───── Available records
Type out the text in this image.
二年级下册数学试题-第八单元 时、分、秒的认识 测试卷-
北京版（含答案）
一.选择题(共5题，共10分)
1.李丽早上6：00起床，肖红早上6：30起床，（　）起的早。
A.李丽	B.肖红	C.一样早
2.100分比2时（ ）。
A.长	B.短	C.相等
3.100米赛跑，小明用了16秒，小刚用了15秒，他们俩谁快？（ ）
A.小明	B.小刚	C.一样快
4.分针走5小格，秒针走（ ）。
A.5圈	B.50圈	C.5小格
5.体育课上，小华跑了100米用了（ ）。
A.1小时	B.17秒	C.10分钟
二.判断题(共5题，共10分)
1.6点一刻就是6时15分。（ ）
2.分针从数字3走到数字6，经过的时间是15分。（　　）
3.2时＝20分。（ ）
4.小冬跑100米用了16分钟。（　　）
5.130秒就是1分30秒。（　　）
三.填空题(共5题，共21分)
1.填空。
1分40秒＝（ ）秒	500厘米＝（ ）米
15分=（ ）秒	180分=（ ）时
──────────
▶ [What is required] Write out every line of the material again, exactly as it reads.

▶ [Response to this task]
Type out the text in this image.
二年级下册数学试题-第八单元 时、分、秒的认识 测试卷-
北京版（含答案）
一.选择题(共5题，共10分)
1.李丽早上6：00起床，肖红早上6：30起床，（　）起的早。
A.李丽	B.肖红	C.一样早
2.100分比2时（ ）。
A.长	B.短	C.相等
3.100米赛跑，小明用了16秒，小刚用了15秒，他们俩谁快？（ ）
A.小明	B.小刚	C.一样快
4.分针走5小格，秒针走（ ）。
A.5圈	B.50圈	C.5小格
5.体育课上，小华跑了100米用了（ ）。
A.1小时	B.17秒	C.10分钟
二.判断题(共5题，共10分)
1.6点一刻就是6时15分。（ ）
2.分针从数字3走到数字6，经过的时间是15分。（　　）
3.2时＝20分。（ ）
4.小冬跑100米用了16分钟。（　　）
5.130秒就是1分30秒。（　　）
三.填空题(共5题，共21分)
1.填空。
1分40秒＝（ ）秒	500厘米＝（ ）米
15分=（ ）秒	180分=（ ）时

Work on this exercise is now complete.